▶ _What is needed_: State the number of lines that hold the string "Компенсация", with nothing added.

▶ _Information provided_:
------------------------------------------------------------------------
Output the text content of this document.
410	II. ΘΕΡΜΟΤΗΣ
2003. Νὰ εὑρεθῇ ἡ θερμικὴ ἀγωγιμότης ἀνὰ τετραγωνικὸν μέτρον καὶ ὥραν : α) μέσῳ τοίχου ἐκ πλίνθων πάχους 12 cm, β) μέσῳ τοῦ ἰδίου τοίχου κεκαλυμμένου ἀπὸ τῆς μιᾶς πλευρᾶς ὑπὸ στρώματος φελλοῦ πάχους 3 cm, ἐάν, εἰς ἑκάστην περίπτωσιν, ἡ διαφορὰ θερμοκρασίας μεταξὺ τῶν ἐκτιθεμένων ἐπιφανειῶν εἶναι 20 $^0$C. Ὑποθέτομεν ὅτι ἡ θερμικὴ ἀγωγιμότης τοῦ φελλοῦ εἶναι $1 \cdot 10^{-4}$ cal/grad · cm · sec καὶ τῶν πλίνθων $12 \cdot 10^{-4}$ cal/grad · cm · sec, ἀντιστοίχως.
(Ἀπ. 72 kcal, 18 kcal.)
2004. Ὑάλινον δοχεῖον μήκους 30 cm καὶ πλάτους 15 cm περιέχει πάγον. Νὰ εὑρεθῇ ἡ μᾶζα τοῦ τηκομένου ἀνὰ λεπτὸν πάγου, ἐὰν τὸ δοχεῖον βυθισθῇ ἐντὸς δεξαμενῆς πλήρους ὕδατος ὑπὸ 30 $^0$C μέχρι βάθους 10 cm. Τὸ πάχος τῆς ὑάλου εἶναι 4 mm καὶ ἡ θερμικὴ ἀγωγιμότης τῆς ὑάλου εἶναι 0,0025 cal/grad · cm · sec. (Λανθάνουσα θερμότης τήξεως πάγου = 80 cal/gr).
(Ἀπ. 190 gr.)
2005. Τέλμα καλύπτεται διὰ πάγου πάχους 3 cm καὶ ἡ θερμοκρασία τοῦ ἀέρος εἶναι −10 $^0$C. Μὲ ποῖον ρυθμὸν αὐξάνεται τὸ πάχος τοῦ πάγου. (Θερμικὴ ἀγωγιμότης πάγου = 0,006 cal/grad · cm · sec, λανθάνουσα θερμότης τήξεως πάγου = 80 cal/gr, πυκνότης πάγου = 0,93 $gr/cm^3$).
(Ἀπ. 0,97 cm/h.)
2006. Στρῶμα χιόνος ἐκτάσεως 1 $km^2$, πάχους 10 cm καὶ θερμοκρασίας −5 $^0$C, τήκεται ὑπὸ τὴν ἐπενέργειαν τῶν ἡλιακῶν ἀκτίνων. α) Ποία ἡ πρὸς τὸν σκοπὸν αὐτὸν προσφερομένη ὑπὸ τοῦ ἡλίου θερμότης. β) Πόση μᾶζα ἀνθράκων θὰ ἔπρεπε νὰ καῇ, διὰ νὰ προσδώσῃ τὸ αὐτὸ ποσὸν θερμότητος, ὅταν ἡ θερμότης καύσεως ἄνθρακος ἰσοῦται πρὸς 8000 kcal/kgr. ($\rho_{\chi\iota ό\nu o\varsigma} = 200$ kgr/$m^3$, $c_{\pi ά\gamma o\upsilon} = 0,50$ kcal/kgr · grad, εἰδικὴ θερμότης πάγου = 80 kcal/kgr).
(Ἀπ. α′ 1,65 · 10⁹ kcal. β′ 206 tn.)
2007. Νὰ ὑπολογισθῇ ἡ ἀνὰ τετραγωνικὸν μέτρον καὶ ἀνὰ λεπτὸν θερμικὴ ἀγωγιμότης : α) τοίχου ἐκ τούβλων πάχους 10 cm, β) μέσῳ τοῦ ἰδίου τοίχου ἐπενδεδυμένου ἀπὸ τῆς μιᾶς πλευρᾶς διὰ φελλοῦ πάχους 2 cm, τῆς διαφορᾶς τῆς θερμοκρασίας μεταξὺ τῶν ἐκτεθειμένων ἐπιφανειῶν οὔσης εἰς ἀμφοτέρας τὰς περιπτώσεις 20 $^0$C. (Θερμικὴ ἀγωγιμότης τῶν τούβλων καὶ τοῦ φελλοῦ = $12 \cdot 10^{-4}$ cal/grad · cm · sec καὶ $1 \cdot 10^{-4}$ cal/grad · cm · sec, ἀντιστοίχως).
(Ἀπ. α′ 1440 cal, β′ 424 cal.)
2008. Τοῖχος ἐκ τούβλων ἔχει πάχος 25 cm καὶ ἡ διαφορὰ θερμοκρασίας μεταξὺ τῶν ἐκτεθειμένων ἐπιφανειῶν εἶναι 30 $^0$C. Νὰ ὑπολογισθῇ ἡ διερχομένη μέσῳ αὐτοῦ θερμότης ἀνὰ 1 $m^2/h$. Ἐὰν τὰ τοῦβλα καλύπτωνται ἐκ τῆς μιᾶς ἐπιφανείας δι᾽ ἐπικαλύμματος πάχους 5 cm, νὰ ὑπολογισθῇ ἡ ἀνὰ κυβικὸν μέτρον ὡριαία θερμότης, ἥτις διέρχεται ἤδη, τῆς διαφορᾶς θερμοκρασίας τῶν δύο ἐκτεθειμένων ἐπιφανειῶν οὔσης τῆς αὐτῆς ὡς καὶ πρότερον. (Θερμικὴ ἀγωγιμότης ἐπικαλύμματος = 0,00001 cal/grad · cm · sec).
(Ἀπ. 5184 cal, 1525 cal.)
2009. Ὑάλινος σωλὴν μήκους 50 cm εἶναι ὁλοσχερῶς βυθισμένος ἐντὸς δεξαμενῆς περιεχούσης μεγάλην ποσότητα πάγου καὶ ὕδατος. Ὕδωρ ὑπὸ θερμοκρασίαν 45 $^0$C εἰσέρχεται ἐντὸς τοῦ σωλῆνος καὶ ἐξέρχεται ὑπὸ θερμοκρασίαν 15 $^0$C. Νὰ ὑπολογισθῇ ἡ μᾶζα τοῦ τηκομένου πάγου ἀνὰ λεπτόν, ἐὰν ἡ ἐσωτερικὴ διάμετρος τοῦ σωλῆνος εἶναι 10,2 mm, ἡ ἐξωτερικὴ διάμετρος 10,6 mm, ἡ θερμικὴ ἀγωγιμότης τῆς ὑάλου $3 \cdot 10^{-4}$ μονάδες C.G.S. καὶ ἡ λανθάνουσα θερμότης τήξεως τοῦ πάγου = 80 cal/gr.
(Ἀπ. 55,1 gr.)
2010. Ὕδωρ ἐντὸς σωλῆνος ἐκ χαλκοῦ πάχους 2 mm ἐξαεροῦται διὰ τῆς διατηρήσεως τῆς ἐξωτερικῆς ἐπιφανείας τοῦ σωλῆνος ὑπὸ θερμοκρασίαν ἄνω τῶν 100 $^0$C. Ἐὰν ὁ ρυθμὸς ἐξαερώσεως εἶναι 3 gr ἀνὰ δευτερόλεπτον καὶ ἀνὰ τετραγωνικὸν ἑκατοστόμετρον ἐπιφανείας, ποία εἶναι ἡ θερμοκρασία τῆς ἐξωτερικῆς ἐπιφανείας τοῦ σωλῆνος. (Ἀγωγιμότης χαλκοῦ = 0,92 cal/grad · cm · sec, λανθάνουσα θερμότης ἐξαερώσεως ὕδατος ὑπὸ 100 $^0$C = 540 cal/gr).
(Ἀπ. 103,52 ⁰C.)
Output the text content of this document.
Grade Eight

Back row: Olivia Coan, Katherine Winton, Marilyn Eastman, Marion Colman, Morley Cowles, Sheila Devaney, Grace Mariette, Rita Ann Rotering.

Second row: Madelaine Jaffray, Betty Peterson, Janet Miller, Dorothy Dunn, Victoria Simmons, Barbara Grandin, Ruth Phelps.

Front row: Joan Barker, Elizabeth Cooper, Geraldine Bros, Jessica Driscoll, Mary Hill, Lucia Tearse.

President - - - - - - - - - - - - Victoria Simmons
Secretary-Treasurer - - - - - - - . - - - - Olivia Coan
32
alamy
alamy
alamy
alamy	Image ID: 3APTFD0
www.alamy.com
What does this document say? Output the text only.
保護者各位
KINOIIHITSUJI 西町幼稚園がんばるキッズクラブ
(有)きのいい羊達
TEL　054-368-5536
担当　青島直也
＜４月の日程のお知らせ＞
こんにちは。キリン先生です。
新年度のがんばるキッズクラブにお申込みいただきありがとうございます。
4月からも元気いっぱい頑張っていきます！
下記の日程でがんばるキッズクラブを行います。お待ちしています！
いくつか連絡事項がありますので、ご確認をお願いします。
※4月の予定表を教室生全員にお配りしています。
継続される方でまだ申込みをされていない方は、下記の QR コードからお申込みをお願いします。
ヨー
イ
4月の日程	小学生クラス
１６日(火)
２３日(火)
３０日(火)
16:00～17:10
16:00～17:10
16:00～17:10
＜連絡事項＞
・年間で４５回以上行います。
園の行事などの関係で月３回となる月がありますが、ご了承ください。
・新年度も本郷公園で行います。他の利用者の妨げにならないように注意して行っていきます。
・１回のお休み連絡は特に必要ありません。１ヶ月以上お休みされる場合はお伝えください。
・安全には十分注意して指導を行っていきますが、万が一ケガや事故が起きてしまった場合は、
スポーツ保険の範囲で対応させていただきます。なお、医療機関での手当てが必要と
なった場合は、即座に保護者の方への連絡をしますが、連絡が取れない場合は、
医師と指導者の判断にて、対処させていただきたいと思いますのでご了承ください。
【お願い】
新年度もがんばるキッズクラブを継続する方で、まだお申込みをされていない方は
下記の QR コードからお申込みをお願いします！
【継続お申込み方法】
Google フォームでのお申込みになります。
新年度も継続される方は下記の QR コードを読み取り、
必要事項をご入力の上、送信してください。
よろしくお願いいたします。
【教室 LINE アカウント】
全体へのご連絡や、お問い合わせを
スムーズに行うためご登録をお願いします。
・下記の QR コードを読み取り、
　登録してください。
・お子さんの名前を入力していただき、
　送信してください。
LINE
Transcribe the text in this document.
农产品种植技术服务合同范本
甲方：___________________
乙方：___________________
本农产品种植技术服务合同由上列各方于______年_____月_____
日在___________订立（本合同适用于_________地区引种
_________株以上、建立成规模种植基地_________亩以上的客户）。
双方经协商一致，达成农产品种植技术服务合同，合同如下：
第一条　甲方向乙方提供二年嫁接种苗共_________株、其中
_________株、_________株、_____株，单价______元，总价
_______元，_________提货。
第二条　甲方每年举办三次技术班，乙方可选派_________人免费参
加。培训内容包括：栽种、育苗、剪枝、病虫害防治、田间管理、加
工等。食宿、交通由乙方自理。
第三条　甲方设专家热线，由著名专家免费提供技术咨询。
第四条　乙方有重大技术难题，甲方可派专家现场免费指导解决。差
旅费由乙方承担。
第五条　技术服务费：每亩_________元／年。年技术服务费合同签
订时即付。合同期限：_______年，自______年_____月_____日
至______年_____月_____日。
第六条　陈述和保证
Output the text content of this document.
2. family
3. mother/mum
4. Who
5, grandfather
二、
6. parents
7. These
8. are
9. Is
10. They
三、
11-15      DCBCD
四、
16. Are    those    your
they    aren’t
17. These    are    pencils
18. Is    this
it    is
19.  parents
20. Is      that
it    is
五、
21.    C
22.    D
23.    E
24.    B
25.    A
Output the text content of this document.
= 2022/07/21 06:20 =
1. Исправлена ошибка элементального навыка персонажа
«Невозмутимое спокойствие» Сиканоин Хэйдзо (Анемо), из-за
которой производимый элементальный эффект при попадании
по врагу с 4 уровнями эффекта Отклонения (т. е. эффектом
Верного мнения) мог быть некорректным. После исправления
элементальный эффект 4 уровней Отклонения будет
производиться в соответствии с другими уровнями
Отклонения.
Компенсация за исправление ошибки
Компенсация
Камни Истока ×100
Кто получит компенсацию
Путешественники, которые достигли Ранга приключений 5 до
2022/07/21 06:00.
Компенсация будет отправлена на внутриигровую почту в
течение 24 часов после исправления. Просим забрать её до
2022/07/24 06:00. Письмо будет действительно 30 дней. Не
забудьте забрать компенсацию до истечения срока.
------------------------------------------------------------------------
▶ _Exercise answer_: 3